→ **Exercise task**
The data below needs to be returned exactly, line for line.

┌────────

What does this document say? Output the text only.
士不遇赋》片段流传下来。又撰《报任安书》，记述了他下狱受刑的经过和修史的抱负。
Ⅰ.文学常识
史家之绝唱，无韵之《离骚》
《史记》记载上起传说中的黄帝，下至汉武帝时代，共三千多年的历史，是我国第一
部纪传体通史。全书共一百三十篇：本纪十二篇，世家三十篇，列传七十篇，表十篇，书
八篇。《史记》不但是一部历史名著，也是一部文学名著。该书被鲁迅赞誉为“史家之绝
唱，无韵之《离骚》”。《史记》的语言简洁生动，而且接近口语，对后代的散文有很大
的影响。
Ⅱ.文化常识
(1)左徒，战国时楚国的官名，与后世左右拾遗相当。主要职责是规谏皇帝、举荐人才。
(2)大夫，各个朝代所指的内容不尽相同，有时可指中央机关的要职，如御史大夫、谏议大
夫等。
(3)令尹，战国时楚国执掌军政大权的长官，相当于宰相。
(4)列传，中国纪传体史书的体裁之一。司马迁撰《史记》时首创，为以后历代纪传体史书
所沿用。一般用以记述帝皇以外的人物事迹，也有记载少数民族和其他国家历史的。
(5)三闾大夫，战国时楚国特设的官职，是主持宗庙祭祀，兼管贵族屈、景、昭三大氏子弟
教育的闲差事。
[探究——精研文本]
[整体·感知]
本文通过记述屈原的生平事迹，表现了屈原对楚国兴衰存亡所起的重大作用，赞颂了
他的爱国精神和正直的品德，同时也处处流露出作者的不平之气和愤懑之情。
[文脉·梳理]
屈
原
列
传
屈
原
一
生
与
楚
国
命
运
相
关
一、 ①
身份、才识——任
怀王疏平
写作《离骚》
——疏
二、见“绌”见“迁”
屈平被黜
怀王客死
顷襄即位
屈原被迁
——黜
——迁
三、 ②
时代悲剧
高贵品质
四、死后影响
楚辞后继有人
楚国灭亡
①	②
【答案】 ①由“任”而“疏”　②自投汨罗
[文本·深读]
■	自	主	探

└────────

→ **The response**
What does this document say? Output the text only.
士不遇赋》片段流传下来。又撰《报任安书》，记述了他下狱受刑的经过和修史的抱负。
Ⅰ.文学常识
史家之绝唱，无韵之《离骚》
《史记》记载上起传说中的黄帝，下至汉武帝时代，共三千多年的历史，是我国第一
部纪传体通史。全书共一百三十篇：本纪十二篇，世家三十篇，列传七十篇，表十篇，书
八篇。《史记》不但是一部历史名著，也是一部文学名著。该书被鲁迅赞誉为“史家之绝
唱，无韵之《离骚》”。《史记》的语言简洁生动，而且接近口语，对后代的散文有很大
的影响。
Ⅱ.文化常识
(1)左徒，战国时楚国的官名，与后世左右拾遗相当。主要职责是规谏皇帝、举荐人才。
(2)大夫，各个朝代所指的内容不尽相同，有时可指中央机关的要职，如御史大夫、谏议大
夫等。
(3)令尹，战国时楚国执掌军政大权的长官，相当于宰相。
(4)列传，中国纪传体史书的体裁之一。司马迁撰《史记》时首创，为以后历代纪传体史书
所沿用。一般用以记述帝皇以外的人物事迹，也有记载少数民族和其他国家历史的。
(5)三闾大夫，战国时楚国特设的官职，是主持宗庙祭祀，兼管贵族屈、景、昭三大氏子弟
教育的闲差事。
[探究——精研文本]
[整体·感知]
本文通过记述屈原的生平事迹，表现了屈原对楚国兴衰存亡所起的重大作用，赞颂了
他的爱国精神和正直的品德，同时也处处流露出作者的不平之气和愤懑之情。
[文脉·梳理]
屈
原
列
传
屈
原
一
生
与
楚
国
命
运
相
关
一、 ①
身份、才识——任
怀王疏平
写作《离骚》
——疏
二、见“绌”见“迁”
屈平被黜
怀王客死
顷襄即位
屈原被迁
——黜
——迁
三、 ②
时代悲剧
高贵品质
四、死后影响
楚辞后继有人
楚国灭亡
①	②
【答案】 ①由“任”而“疏”　②自投汨罗
[文本·深读]
■	自	主	探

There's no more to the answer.